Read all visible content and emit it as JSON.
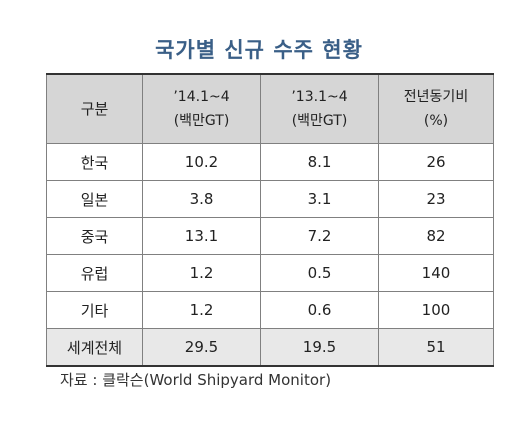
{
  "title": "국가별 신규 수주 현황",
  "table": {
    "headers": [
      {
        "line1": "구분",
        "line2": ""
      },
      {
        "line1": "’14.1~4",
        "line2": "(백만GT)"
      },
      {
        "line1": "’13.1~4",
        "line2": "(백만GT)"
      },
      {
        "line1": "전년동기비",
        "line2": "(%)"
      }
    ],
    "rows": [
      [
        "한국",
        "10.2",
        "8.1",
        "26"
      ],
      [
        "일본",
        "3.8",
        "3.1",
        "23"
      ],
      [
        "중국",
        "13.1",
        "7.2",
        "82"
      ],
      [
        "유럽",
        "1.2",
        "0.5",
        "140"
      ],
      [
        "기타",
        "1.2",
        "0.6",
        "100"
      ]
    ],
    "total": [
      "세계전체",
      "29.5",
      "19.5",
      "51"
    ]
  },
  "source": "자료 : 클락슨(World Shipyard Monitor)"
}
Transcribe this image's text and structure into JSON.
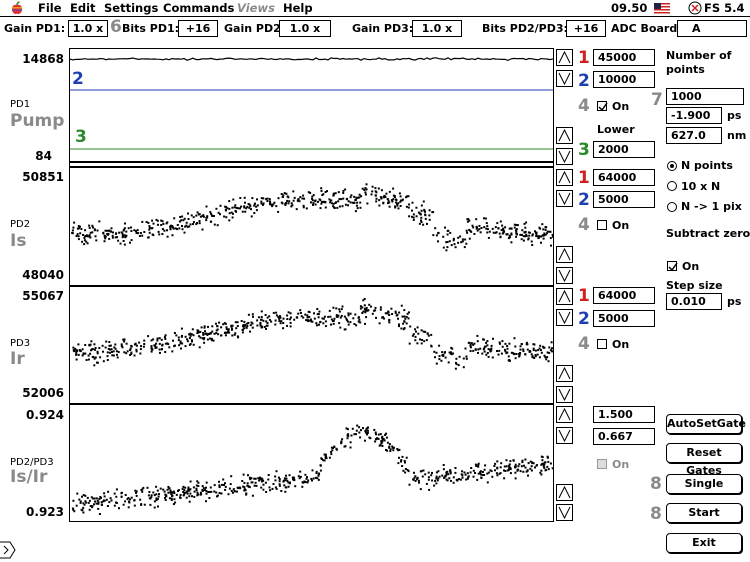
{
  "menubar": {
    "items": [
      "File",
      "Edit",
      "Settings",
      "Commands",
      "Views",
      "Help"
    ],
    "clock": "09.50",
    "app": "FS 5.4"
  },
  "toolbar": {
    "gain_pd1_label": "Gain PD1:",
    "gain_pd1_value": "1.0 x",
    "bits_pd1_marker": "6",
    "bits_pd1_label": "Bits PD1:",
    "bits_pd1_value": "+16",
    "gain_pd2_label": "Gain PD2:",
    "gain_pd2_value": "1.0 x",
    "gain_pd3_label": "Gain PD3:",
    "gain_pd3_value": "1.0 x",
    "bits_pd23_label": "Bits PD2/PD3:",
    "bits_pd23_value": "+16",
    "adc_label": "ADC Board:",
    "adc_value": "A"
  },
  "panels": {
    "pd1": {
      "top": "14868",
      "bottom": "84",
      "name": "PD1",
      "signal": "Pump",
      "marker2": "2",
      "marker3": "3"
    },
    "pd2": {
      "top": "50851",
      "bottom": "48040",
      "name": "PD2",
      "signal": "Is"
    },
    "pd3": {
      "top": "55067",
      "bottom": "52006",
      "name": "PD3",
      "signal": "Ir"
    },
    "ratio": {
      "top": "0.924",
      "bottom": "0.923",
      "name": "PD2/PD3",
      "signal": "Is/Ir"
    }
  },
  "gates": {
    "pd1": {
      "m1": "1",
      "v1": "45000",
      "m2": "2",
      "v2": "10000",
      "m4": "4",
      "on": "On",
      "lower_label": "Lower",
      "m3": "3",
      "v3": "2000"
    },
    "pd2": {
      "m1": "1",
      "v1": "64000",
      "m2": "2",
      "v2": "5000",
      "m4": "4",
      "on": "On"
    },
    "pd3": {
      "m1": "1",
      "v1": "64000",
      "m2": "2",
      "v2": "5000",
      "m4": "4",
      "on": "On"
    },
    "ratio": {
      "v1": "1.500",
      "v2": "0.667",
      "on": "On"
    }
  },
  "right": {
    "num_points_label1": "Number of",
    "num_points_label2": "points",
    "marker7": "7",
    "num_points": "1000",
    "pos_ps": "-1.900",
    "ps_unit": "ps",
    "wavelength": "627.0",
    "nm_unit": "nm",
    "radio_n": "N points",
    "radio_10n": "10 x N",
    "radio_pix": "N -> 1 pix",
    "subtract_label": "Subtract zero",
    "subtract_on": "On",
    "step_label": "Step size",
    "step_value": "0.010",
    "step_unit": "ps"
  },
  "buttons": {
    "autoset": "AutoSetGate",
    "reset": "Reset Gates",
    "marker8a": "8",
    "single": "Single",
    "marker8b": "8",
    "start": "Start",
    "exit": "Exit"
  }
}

========

## Aim
Search the preceding listing for the word "bottom" and pull out every line that holds it.

## Written answer
      "bottom": "84",
      "bottom": "48040",
      "bottom": "52006",
      "bottom": "0.923",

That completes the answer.